Input material:
◆ ◆ ◆ ◆
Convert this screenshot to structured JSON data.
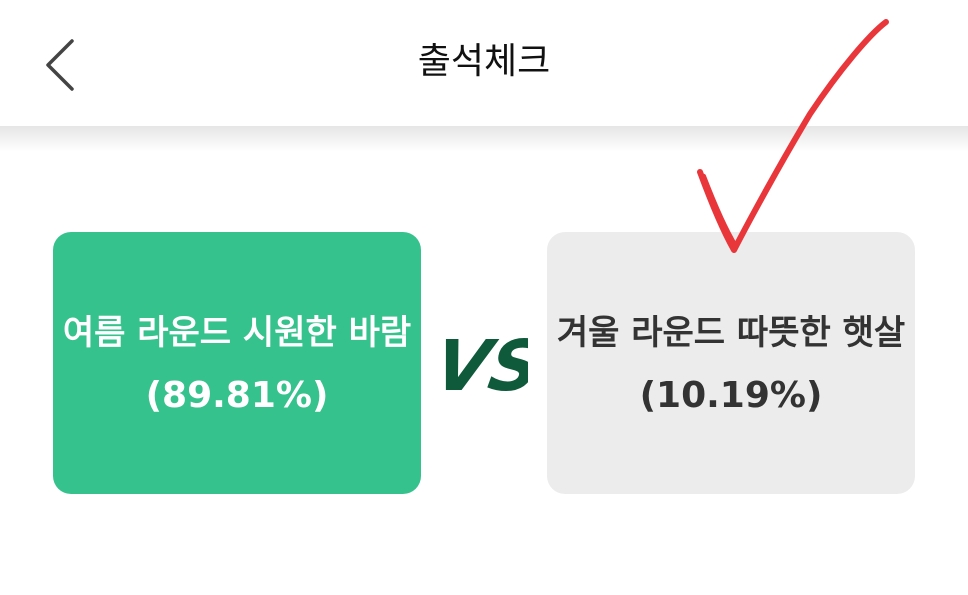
{
  "header": {
    "title": "출석체크",
    "back_icon": "chevron-left-icon"
  },
  "options": [
    {
      "title": "여름 라운드 시원한 바람",
      "percent": "(89.81%)",
      "color": "#35c28d",
      "share": 0.8981
    },
    {
      "title": "겨울 라운드 따뜻한 햇살",
      "percent": "(10.19%)",
      "color": "#ececec",
      "share": 0.1019
    }
  ],
  "vs": {
    "label": "VS",
    "color": "#0f5a3b"
  },
  "annotation": {
    "icon": "checkmark-icon",
    "color": "#e8363a"
  }
}
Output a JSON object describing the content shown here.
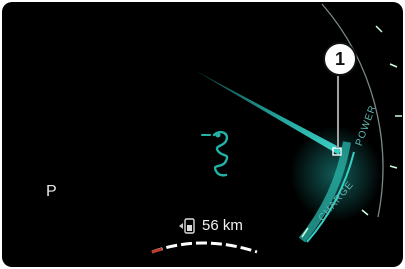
{
  "display": {
    "gear_label": "P",
    "range_value": "56 km",
    "callout_number": "1",
    "power_label": "POWER",
    "charge_label": "CHARGE",
    "accent_color": "#1fa8a0",
    "icons": [
      "alfa-romeo-serpent-icon",
      "battery-range-icon"
    ]
  }
}
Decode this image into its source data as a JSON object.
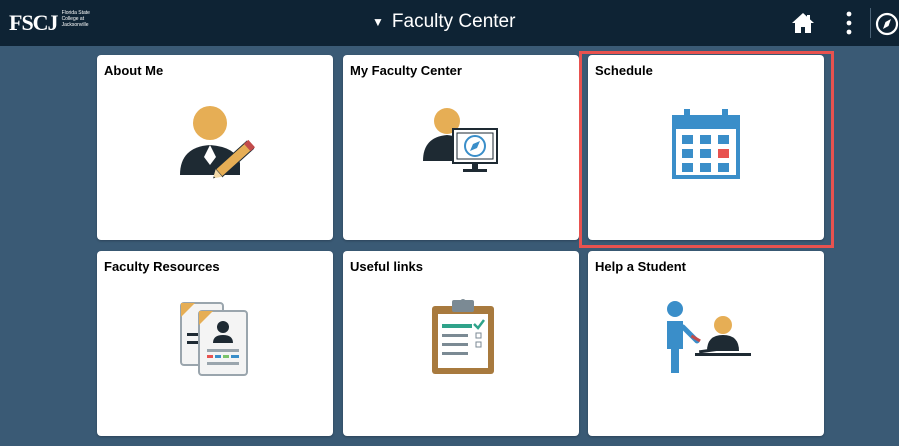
{
  "header": {
    "logo_text": "FSCJ",
    "logo_subtext": "Florida State College at Jacksonville",
    "title": "Faculty Center",
    "caret": "▼"
  },
  "tiles": [
    {
      "label": "About Me",
      "icon": "user-edit-icon"
    },
    {
      "label": "My Faculty Center",
      "icon": "user-monitor-icon"
    },
    {
      "label": "Schedule",
      "icon": "calendar-icon"
    },
    {
      "label": "Faculty Resources",
      "icon": "documents-icon"
    },
    {
      "label": "Useful links",
      "icon": "clipboard-icon"
    },
    {
      "label": "Help a Student",
      "icon": "advising-icon"
    }
  ],
  "colors": {
    "header_bg": "#0e2334",
    "page_bg": "#3a5a75",
    "highlight": "#e8524f",
    "accent_blue": "#3a8ec9",
    "accent_gold": "#e6ae55"
  }
}
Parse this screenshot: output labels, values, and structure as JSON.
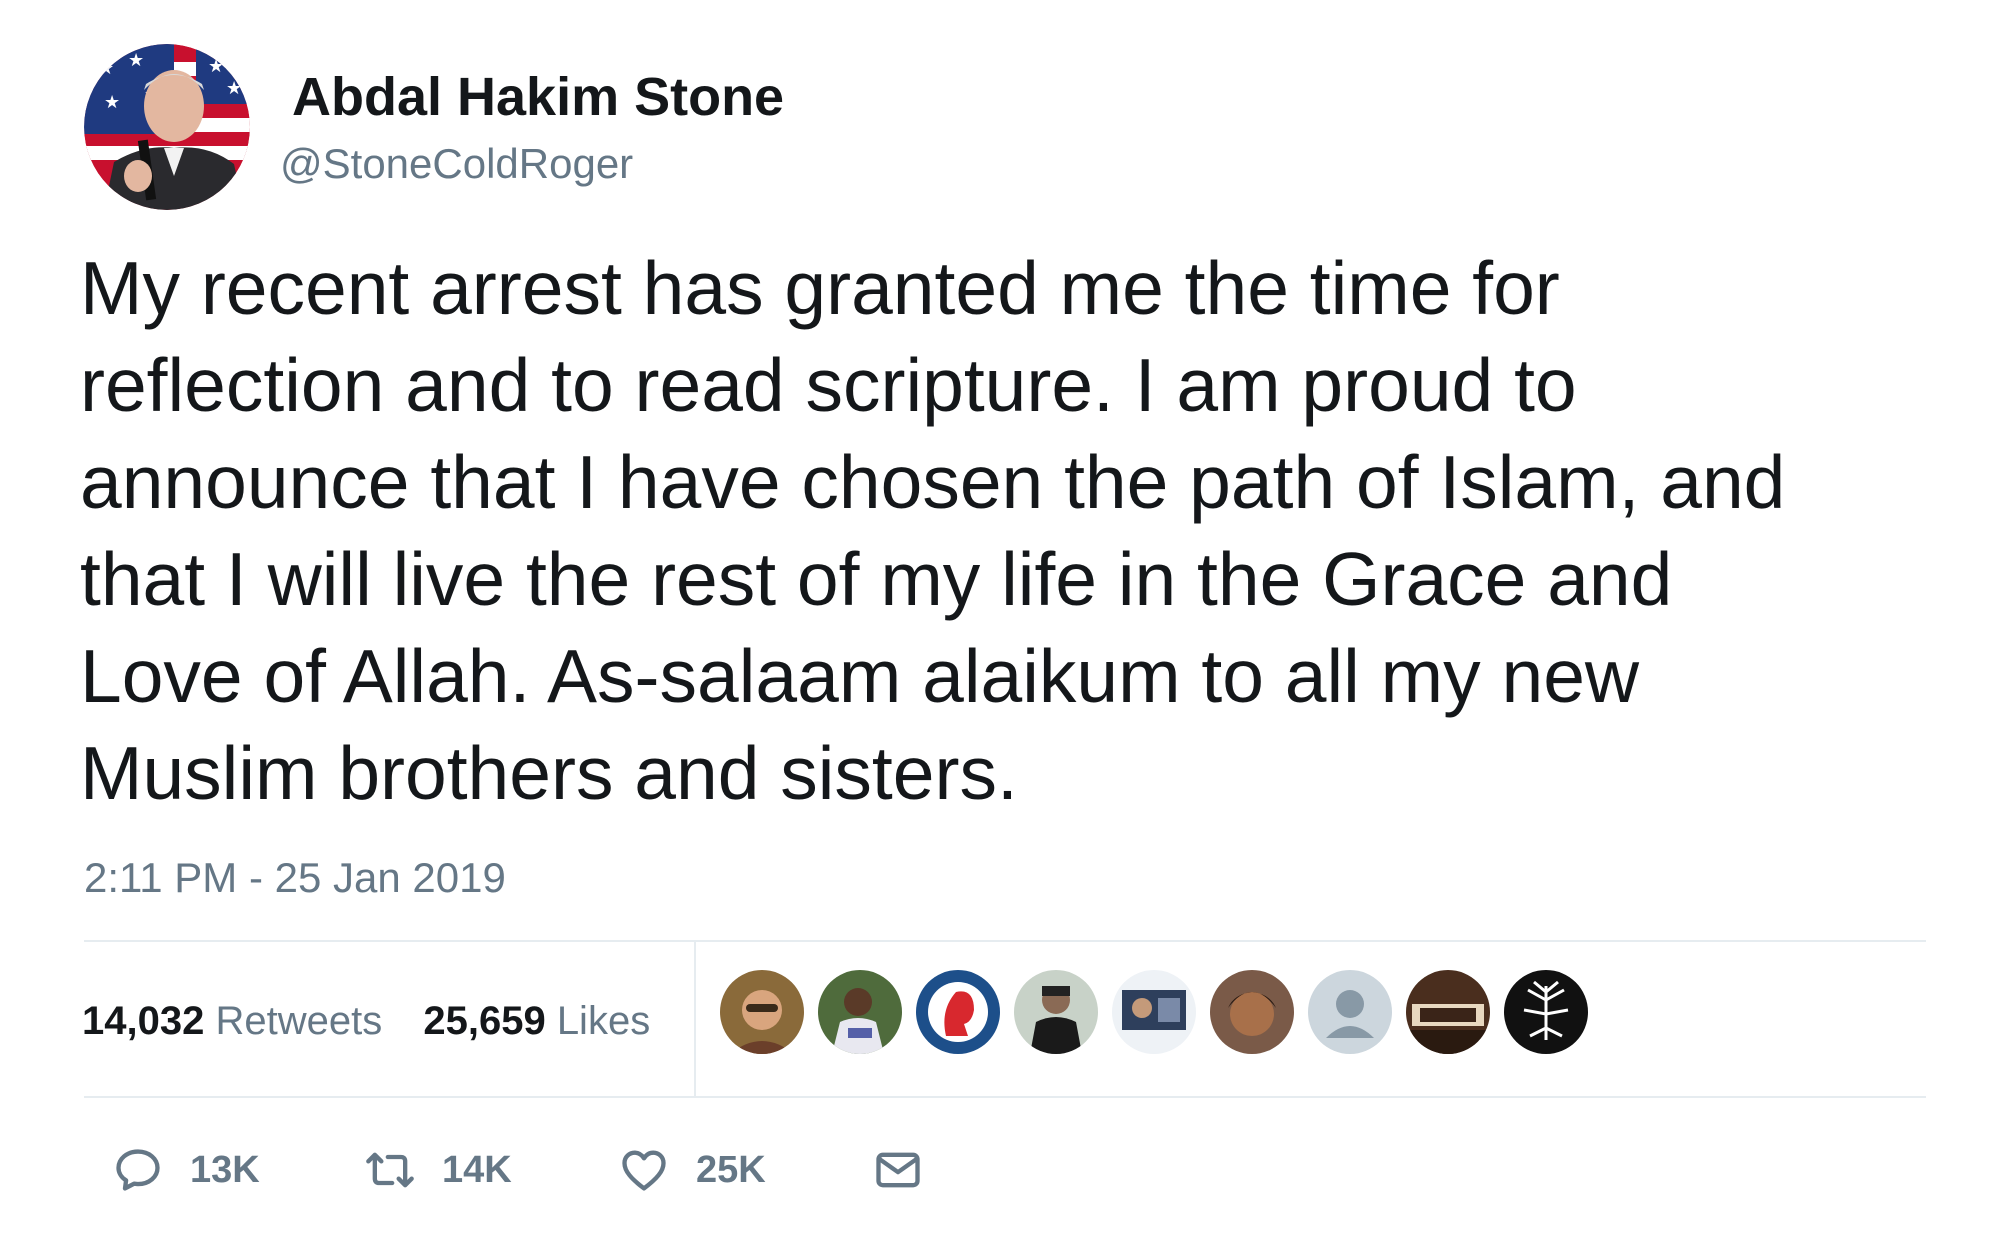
{
  "user": {
    "display_name": "Abdal Hakim Stone",
    "handle": "@StoneColdRoger"
  },
  "tweet": {
    "text_lines": [
      "My recent arrest has granted me the time for",
      "reflection and to read scripture. I am proud to",
      "announce that I have chosen the path of Islam, and",
      "that I will live the rest of my life in the Grace and",
      "Love of Allah. As-salaam alaikum to all my new",
      "Muslim brothers and sisters."
    ],
    "timestamp": "2:11 PM - 25 Jan 2019"
  },
  "stats": {
    "retweets_count": "14,032",
    "retweets_label": "Retweets",
    "likes_count": "25,659",
    "likes_label": "Likes"
  },
  "actions": {
    "reply_count": "13K",
    "retweet_count": "14K",
    "like_count": "25K"
  },
  "colors": {
    "text": "#14171a",
    "muted": "#657786",
    "divider": "#e6ecf0"
  }
}
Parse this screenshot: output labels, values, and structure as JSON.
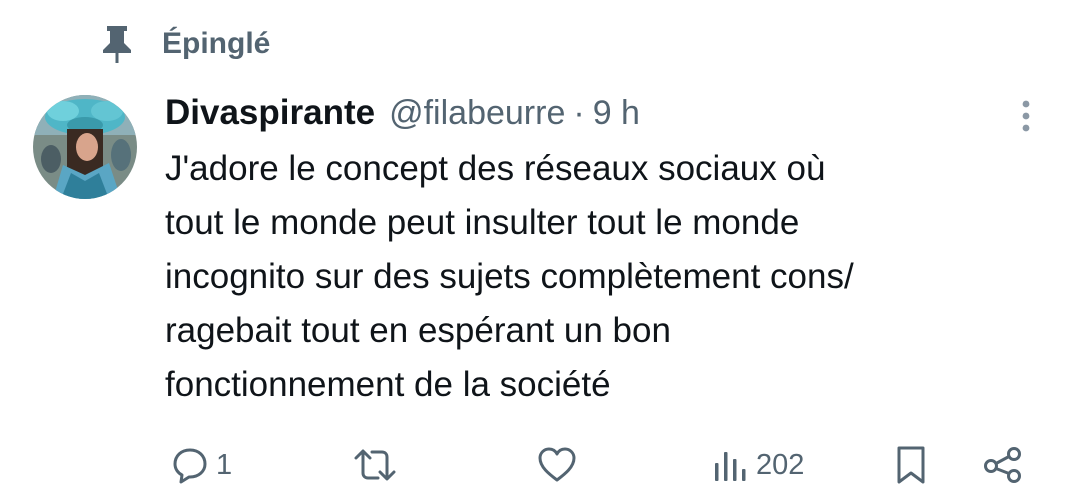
{
  "pinned": {
    "icon": "pin-icon",
    "label": "Épinglé"
  },
  "tweet": {
    "author": {
      "display_name": "Divaspirante",
      "handle": "@filabeurre",
      "avatar_icon": "avatar"
    },
    "separator": "·",
    "time": "9 h",
    "text_lines": [
      "J'adore le concept des réseaux sociaux où",
      "tout le monde peut insulter tout le monde",
      "incognito sur des sujets complètement cons/",
      "ragebait tout en espérant un bon",
      "fonctionnement de la société"
    ],
    "actions": {
      "reply": {
        "icon": "reply-icon",
        "count": "1"
      },
      "retweet": {
        "icon": "retweet-icon",
        "count": ""
      },
      "like": {
        "icon": "heart-icon",
        "count": ""
      },
      "views": {
        "icon": "views-icon",
        "count": "202"
      },
      "bookmark": {
        "icon": "bookmark-icon"
      },
      "share": {
        "icon": "share-icon"
      }
    }
  },
  "colors": {
    "text_primary": "#0f1419",
    "text_secondary": "#536471",
    "background": "#ffffff"
  }
}
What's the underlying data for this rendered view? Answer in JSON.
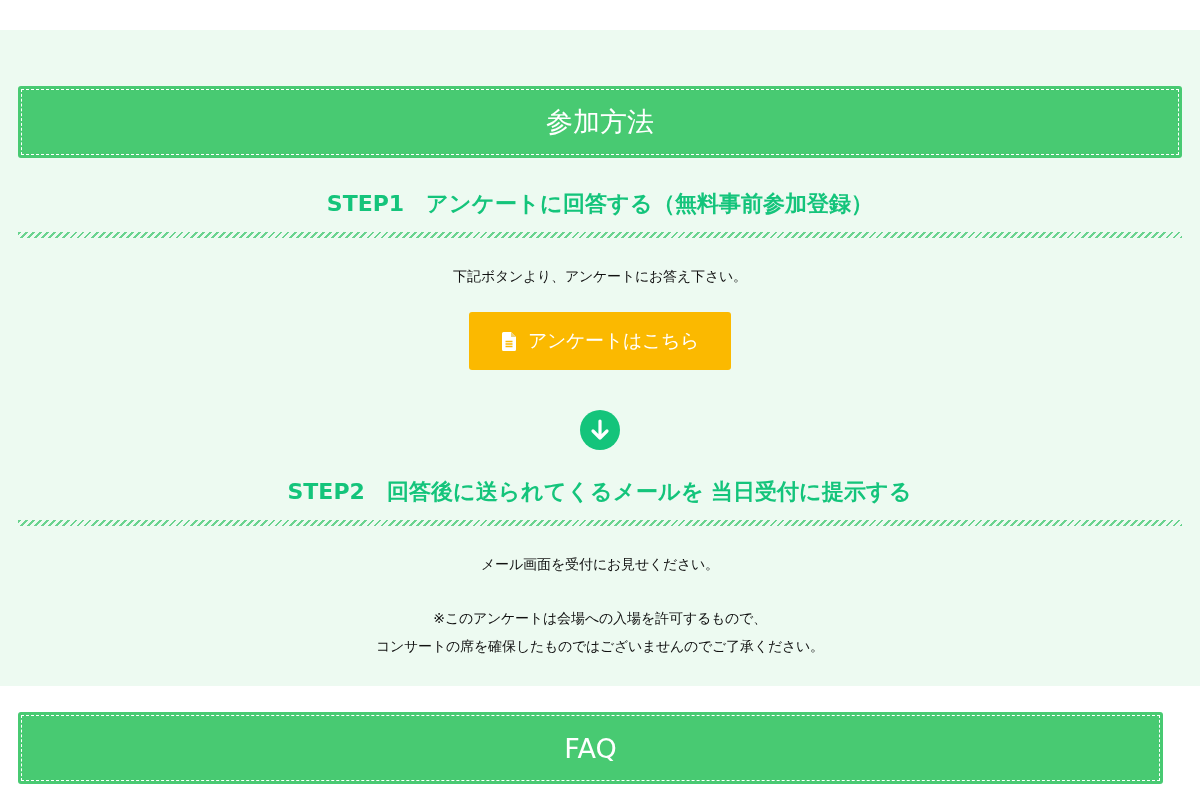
{
  "section": {
    "title": "参加方法",
    "steps": [
      {
        "heading": "STEP1　アンケートに回答する（無料事前参加登録）",
        "text": "下記ボタンより、アンケートにお答え下さい。",
        "button": "アンケートはこちら"
      },
      {
        "heading": "STEP2　回答後に送られてくるメールを 当日受付に提示する",
        "text": "メール画面を受付にお見せください。",
        "note_lines": [
          "※このアンケートは会場への入場を許可するもので、",
          "コンサートの席を確保したものではございませんのでご了承ください。"
        ]
      }
    ]
  },
  "faq": {
    "title": "FAQ"
  }
}
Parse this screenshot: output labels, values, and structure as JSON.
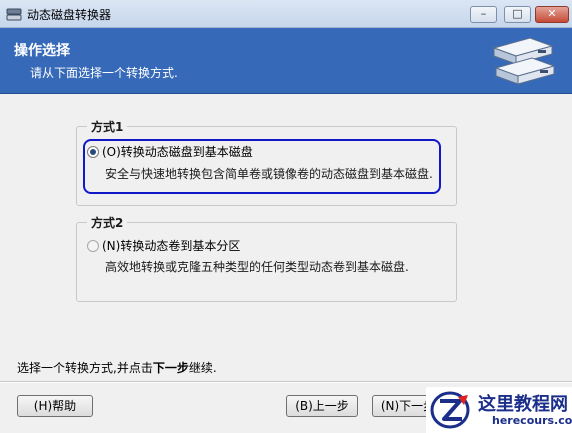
◆ ◆ ◆ ◆
Task: Output, exactly, all the records above; include no pictures.

Result below:
Convert this screenshot to structured JSON data.
{
  "header": {
    "title": "출석체크",
    "back_icon": "chevron-left-icon"
  },
  "options": [
    {
      "title": "여름 라운드 시원한 바람",
      "percent": "(89.81%)",
      "color": "#35c28d",
      "share": 0.8981
    },
    {
      "title": "겨울 라운드 따뜻한 햇살",
      "percent": "(10.19%)",
      "color": "#ececec",
      "share": 0.1019
    }
  ],
  "vs": {
    "label": "VS",
    "color": "#0f5a3b"
  },
  "annotation": {
    "icon": "checkmark-icon",
    "color": "#e8363a"
  }
}
Output a JSON object describing the content shown here.
{
  "display": {
    "gear_label": "P",
    "range_value": "56 km",
    "callout_number": "1",
    "power_label": "POWER",
    "charge_label": "CHARGE",
    "accent_color": "#1fa8a0",
    "icons": [
      "alfa-romeo-serpent-icon",
      "battery-range-icon"
    ]
  }
}
Decode this image into its source data as a JSON object.
{
  "header": {
    "logo_text": "FSCJ",
    "logo_subtext": "Florida State College at Jacksonville",
    "title": "Faculty Center",
    "caret": "▼"
  },
  "tiles": [
    {
      "label": "About Me",
      "icon": "user-edit-icon"
    },
    {
      "label": "My Faculty Center",
      "icon": "user-monitor-icon"
    },
    {
      "label": "Schedule",
      "icon": "calendar-icon"
    },
    {
      "label": "Faculty Resources",
      "icon": "documents-icon"
    },
    {
      "label": "Useful links",
      "icon": "clipboard-icon"
    },
    {
      "label": "Help a Student",
      "icon": "advising-icon"
    }
  ],
  "colors": {
    "header_bg": "#0e2334",
    "page_bg": "#3a5a75",
    "highlight": "#e8524f",
    "accent_blue": "#3a8ec9",
    "accent_gold": "#e6ae55"
  }
}
Parse this screenshot: output labels, values, and structure as JSON.
{
  "user": {
    "display_name": "Abdal Hakim Stone",
    "handle": "@StoneColdRoger"
  },
  "tweet": {
    "text_lines": [
      "My recent arrest has granted me the time for",
      "reflection and to read scripture. I am proud to",
      "announce that I have chosen the path of Islam, and",
      "that I will live the rest of my life in the Grace and",
      "Love of Allah. As-salaam alaikum to all my new",
      "Muslim brothers and sisters."
    ],
    "timestamp": "2:11 PM - 25 Jan 2019"
  },
  "stats": {
    "retweets_count": "14,032",
    "retweets_label": "Retweets",
    "likes_count": "25,659",
    "likes_label": "Likes"
  },
  "actions": {
    "reply_count": "13K",
    "retweet_count": "14K",
    "like_count": "25K"
  },
  "colors": {
    "text": "#14171a",
    "muted": "#657786",
    "divider": "#e6ecf0"
  }
}
Parse this screenshot: output labels, values, and structure as JSON.
{
  "pinned": {
    "icon": "pin-icon",
    "label": "Épinglé"
  },
  "tweet": {
    "author": {
      "display_name": "Divaspirante",
      "handle": "@filabeurre",
      "avatar_icon": "avatar"
    },
    "separator": "·",
    "time": "9 h",
    "text_lines": [
      "J'adore le concept des réseaux sociaux où",
      "tout le monde peut insulter tout le monde",
      "incognito sur des sujets complètement cons/",
      "ragebait tout en espérant un bon",
      "fonctionnement de la société"
    ],
    "actions": {
      "reply": {
        "icon": "reply-icon",
        "count": "1"
      },
      "retweet": {
        "icon": "retweet-icon",
        "count": ""
      },
      "like": {
        "icon": "heart-icon",
        "count": ""
      },
      "views": {
        "icon": "views-icon",
        "count": "202"
      },
      "bookmark": {
        "icon": "bookmark-icon"
      },
      "share": {
        "icon": "share-icon"
      }
    }
  },
  "colors": {
    "text_primary": "#0f1419",
    "text_secondary": "#536471",
    "background": "#ffffff"
  }
}
What's the underlying data for this rendered view? Answer in JSON.
{
  "section": {
    "title": "参加方法",
    "steps": [
      {
        "heading": "STEP1　アンケートに回答する（無料事前参加登録）",
        "text": "下記ボタンより、アンケートにお答え下さい。",
        "button": "アンケートはこちら"
      },
      {
        "heading": "STEP2　回答後に送られてくるメールを 当日受付に提示する",
        "text": "メール画面を受付にお見せください。",
        "note_lines": [
          "※このアンケートは会場への入場を許可するもので、",
          "コンサートの席を確保したものではございませんのでご了承ください。"
        ]
      }
    ]
  },
  "faq": {
    "title": "FAQ"
  }
}
Parse this screenshot: output labels, values, and structure as JSON.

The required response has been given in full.